### [Aim of the exercise]
Write the material out again exactly.

Excerpts from a figure dataset
--- BEGIN ---
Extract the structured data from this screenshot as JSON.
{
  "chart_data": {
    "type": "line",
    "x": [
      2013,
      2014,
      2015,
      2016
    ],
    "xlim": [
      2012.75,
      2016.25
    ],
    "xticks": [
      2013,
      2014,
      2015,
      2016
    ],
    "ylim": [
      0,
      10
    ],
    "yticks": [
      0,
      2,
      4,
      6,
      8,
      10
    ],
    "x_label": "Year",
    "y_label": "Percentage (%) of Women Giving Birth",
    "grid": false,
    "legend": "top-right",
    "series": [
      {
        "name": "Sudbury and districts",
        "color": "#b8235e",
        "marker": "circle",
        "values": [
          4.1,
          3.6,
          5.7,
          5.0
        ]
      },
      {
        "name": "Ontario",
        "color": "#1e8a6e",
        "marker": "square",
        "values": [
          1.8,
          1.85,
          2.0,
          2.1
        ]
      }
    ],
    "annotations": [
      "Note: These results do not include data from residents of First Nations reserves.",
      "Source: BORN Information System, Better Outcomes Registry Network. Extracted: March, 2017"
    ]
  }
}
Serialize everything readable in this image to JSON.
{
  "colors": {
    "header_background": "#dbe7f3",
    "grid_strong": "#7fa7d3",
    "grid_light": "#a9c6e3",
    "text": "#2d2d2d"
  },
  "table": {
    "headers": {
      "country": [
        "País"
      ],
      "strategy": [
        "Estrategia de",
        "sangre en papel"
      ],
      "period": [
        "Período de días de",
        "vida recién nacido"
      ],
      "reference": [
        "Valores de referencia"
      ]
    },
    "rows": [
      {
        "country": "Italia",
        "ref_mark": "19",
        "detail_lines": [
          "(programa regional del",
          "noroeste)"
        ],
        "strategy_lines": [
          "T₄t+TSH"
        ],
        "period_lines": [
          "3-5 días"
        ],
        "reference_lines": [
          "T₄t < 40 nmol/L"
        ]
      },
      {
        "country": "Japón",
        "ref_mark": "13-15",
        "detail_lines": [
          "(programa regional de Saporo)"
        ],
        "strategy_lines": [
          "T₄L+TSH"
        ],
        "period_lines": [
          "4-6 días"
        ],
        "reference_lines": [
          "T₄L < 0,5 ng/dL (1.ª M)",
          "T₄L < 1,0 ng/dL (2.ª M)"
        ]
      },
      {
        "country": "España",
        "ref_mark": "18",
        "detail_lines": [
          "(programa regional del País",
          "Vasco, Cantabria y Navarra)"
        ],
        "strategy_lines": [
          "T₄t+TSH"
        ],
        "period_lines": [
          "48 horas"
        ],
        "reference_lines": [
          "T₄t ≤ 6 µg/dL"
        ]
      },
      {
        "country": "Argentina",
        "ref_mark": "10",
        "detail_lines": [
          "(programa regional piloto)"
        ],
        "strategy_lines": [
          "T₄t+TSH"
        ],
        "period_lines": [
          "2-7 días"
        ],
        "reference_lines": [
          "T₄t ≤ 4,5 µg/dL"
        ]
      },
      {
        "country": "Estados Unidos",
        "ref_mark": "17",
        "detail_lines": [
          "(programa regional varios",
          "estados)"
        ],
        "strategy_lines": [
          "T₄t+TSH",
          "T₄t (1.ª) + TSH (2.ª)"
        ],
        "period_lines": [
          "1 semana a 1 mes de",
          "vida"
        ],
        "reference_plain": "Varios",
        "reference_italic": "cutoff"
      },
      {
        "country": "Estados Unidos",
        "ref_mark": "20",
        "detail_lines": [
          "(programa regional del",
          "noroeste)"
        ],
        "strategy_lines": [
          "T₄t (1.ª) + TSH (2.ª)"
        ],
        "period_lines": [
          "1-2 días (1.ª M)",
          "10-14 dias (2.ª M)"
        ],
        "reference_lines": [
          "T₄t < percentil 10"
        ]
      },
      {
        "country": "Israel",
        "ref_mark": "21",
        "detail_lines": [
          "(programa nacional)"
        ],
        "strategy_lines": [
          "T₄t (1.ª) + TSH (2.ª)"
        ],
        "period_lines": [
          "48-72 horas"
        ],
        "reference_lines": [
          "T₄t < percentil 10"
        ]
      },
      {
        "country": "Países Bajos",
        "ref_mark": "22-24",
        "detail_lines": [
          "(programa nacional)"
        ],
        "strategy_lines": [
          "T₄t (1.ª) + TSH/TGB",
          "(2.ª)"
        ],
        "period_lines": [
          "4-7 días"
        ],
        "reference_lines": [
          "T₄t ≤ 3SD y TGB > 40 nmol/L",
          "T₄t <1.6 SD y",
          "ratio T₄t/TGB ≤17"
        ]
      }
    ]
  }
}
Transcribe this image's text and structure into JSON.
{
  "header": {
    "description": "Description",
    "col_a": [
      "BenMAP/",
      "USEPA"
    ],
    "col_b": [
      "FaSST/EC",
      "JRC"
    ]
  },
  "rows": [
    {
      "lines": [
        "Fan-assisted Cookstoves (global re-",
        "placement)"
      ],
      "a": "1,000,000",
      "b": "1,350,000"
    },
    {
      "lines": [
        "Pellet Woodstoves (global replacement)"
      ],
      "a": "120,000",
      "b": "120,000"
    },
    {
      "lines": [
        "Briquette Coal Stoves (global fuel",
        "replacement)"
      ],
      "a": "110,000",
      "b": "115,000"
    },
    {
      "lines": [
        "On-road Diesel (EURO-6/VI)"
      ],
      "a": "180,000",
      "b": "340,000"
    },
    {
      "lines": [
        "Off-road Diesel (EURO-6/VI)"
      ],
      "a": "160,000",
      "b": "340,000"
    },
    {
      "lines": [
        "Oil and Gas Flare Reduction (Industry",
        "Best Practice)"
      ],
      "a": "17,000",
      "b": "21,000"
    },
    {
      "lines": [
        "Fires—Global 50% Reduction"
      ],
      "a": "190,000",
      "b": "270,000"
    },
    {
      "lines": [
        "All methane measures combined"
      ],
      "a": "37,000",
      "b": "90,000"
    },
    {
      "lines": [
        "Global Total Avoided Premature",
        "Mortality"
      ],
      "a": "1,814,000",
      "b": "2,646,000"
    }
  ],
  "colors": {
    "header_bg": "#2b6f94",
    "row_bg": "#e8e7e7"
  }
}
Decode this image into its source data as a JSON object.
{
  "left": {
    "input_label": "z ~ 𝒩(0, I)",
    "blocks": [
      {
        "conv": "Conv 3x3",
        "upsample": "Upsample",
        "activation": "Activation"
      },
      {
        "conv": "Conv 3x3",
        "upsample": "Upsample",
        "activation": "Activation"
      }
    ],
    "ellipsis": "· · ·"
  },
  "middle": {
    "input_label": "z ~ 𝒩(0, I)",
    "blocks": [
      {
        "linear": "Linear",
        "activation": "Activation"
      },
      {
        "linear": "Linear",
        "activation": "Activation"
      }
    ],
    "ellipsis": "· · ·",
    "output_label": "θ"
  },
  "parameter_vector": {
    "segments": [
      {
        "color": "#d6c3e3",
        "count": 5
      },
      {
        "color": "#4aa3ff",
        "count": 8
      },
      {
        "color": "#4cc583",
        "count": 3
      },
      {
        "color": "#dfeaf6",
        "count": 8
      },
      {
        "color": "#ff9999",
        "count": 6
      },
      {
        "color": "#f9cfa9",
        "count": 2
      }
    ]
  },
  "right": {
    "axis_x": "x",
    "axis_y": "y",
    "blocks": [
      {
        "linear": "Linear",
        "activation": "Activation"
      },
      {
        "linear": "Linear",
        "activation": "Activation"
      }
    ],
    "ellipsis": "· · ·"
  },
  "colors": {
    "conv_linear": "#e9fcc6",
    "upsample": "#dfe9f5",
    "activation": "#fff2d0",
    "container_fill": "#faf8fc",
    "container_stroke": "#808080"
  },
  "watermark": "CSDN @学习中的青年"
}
--- END ---
### [Full response]
Extract the structured data from this screenshot as JSON.
{
  "chart_data": {
    "type": "line",
    "x": [
      2013,
      2014,
      2015,
      2016
    ],
    "xlim": [
      2012.75,
      2016.25
    ],
    "xticks": [
      2013,
      2014,
      2015,
      2016
    ],
    "ylim": [
      0,
      10
    ],
    "yticks": [
      0,
      2,
      4,
      6,
      8,
      10
    ],
    "x_label": "Year",
    "y_label": "Percentage (%) of Women Giving Birth",
    "grid": false,
    "legend": "top-right",
    "series": [
      {
        "name": "Sudbury and districts",
        "color": "#b8235e",
        "marker": "circle",
        "values": [
          4.1,
          3.6,
          5.7,
          5.0
        ]
      },
      {
        "name": "Ontario",
        "color": "#1e8a6e",
        "marker": "square",
        "values": [
          1.8,
          1.85,
          2.0,
          2.1
        ]
      }
    ],
    "annotations": [
      "Note: These results do not include data from residents of First Nations reserves.",
      "Source: BORN Information System, Better Outcomes Registry Network. Extracted: March, 2017"
    ]
  }
}
Serialize everything readable in this image to JSON.
{
  "colors": {
    "header_background": "#dbe7f3",
    "grid_strong": "#7fa7d3",
    "grid_light": "#a9c6e3",
    "text": "#2d2d2d"
  },
  "table": {
    "headers": {
      "country": [
        "País"
      ],
      "strategy": [
        "Estrategia de",
        "sangre en papel"
      ],
      "period": [
        "Período de días de",
        "vida recién nacido"
      ],
      "reference": [
        "Valores de referencia"
      ]
    },
    "rows": [
      {
        "country": "Italia",
        "ref_mark": "19",
        "detail_lines": [
          "(programa regional del",
          "noroeste)"
        ],
        "strategy_lines": [
          "T₄t+TSH"
        ],
        "period_lines": [
          "3-5 días"
        ],
        "reference_lines": [
          "T₄t < 40 nmol/L"
        ]
      },
      {
        "country": "Japón",
        "ref_mark": "13-15",
        "detail_lines": [
          "(programa regional de Saporo)"
        ],
        "strategy_lines": [
          "T₄L+TSH"
        ],
        "period_lines": [
          "4-6 días"
        ],
        "reference_lines": [
          "T₄L < 0,5 ng/dL (1.ª M)",
          "T₄L < 1,0 ng/dL (2.ª M)"
        ]
      },
      {
        "country": "España",
        "ref_mark": "18",
        "detail_lines": [
          "(programa regional del País",
          "Vasco, Cantabria y Navarra)"
        ],
        "strategy_lines": [
          "T₄t+TSH"
        ],
        "period_lines": [
          "48 horas"
        ],
        "reference_lines": [
          "T₄t ≤ 6 µg/dL"
        ]
      },
      {
        "country": "Argentina",
        "ref_mark": "10",
        "detail_lines": [
          "(programa regional piloto)"
        ],
        "strategy_lines": [
          "T₄t+TSH"
        ],
        "period_lines": [
          "2-7 días"
        ],
        "reference_lines": [
          "T₄t ≤ 4,5 µg/dL"
        ]
      },
      {
        "country": "Estados Unidos",
        "ref_mark": "17",
        "detail_lines": [
          "(programa regional varios",
          "estados)"
        ],
        "strategy_lines": [
          "T₄t+TSH",
          "T₄t (1.ª) + TSH (2.ª)"
        ],
        "period_lines": [
          "1 semana a 1 mes de",
          "vida"
        ],
        "reference_plain": "Varios",
        "reference_italic": "cutoff"
      },
      {
        "country": "Estados Unidos",
        "ref_mark": "20",
        "detail_lines": [
          "(programa regional del",
          "noroeste)"
        ],
        "strategy_lines": [
          "T₄t (1.ª) + TSH (2.ª)"
        ],
        "period_lines": [
          "1-2 días (1.ª M)",
          "10-14 dias (2.ª M)"
        ],
        "reference_lines": [
          "T₄t < percentil 10"
        ]
      },
      {
        "country": "Israel",
        "ref_mark": "21",
        "detail_lines": [
          "(programa nacional)"
        ],
        "strategy_lines": [
          "T₄t (1.ª) + TSH (2.ª)"
        ],
        "period_lines": [
          "48-72 horas"
        ],
        "reference_lines": [
          "T₄t < percentil 10"
        ]
      },
      {
        "country": "Países Bajos",
        "ref_mark": "22-24",
        "detail_lines": [
          "(programa nacional)"
        ],
        "strategy_lines": [
          "T₄t (1.ª) + TSH/TGB",
          "(2.ª)"
        ],
        "period_lines": [
          "4-7 días"
        ],
        "reference_lines": [
          "T₄t ≤ 3SD y TGB > 40 nmol/L",
          "T₄t <1.6 SD y",
          "ratio T₄t/TGB ≤17"
        ]
      }
    ]
  }
}
Transcribe this image's text and structure into JSON.
{
  "header": {
    "description": "Description",
    "col_a": [
      "BenMAP/",
      "USEPA"
    ],
    "col_b": [
      "FaSST/EC",
      "JRC"
    ]
  },
  "rows": [
    {
      "lines": [
        "Fan-assisted Cookstoves (global re-",
        "placement)"
      ],
      "a": "1,000,000",
      "b": "1,350,000"
    },
    {
      "lines": [
        "Pellet Woodstoves (global replacement)"
      ],
      "a": "120,000",
      "b": "120,000"
    },
    {
      "lines": [
        "Briquette Coal Stoves (global fuel",
        "replacement)"
      ],
      "a": "110,000",
      "b": "115,000"
    },
    {
      "lines": [
        "On-road Diesel (EURO-6/VI)"
      ],
      "a": "180,000",
      "b": "340,000"
    },
    {
      "lines": [
        "Off-road Diesel (EURO-6/VI)"
      ],
      "a": "160,000",
      "b": "340,000"
    },
    {
      "lines": [
        "Oil and Gas Flare Reduction (Industry",
        "Best Practice)"
      ],
      "a": "17,000",
      "b": "21,000"
    },
    {
      "lines": [
        "Fires—Global 50% Reduction"
      ],
      "a": "190,000",
      "b": "270,000"
    },
    {
      "lines": [
        "All methane measures combined"
      ],
      "a": "37,000",
      "b": "90,000"
    },
    {
      "lines": [
        "Global Total Avoided Premature",
        "Mortality"
      ],
      "a": "1,814,000",
      "b": "2,646,000"
    }
  ],
  "colors": {
    "header_bg": "#2b6f94",
    "row_bg": "#e8e7e7"
  }
}
Decode this image into its source data as a JSON object.
{
  "left": {
    "input_label": "z ~ 𝒩(0, I)",
    "blocks": [
      {
        "conv": "Conv 3x3",
        "upsample": "Upsample",
        "activation": "Activation"
      },
      {
        "conv": "Conv 3x3",
        "upsample": "Upsample",
        "activation": "Activation"
      }
    ],
    "ellipsis": "· · ·"
  },
  "middle": {
    "input_label": "z ~ 𝒩(0, I)",
    "blocks": [
      {
        "linear": "Linear",
        "activation": "Activation"
      },
      {
        "linear": "Linear",
        "activation": "Activation"
      }
    ],
    "ellipsis": "· · ·",
    "output_label": "θ"
  },
  "parameter_vector": {
    "segments": [
      {
        "color": "#d6c3e3",
        "count": 5
      },
      {
        "color": "#4aa3ff",
        "count": 8
      },
      {
        "color": "#4cc583",
        "count": 3
      },
      {
        "color": "#dfeaf6",
        "count": 8
      },
      {
        "color": "#ff9999",
        "count": 6
      },
      {
        "color": "#f9cfa9",
        "count": 2
      }
    ]
  },
  "right": {
    "axis_x": "x",
    "axis_y": "y",
    "blocks": [
      {
        "linear": "Linear",
        "activation": "Activation"
      },
      {
        "linear": "Linear",
        "activation": "Activation"
      }
    ],
    "ellipsis": "· · ·"
  },
  "colors": {
    "conv_linear": "#e9fcc6",
    "upsample": "#dfe9f5",
    "activation": "#fff2d0",
    "container_fill": "#faf8fc",
    "container_stroke": "#808080"
  },
  "watermark": "CSDN @学习中的青年"
}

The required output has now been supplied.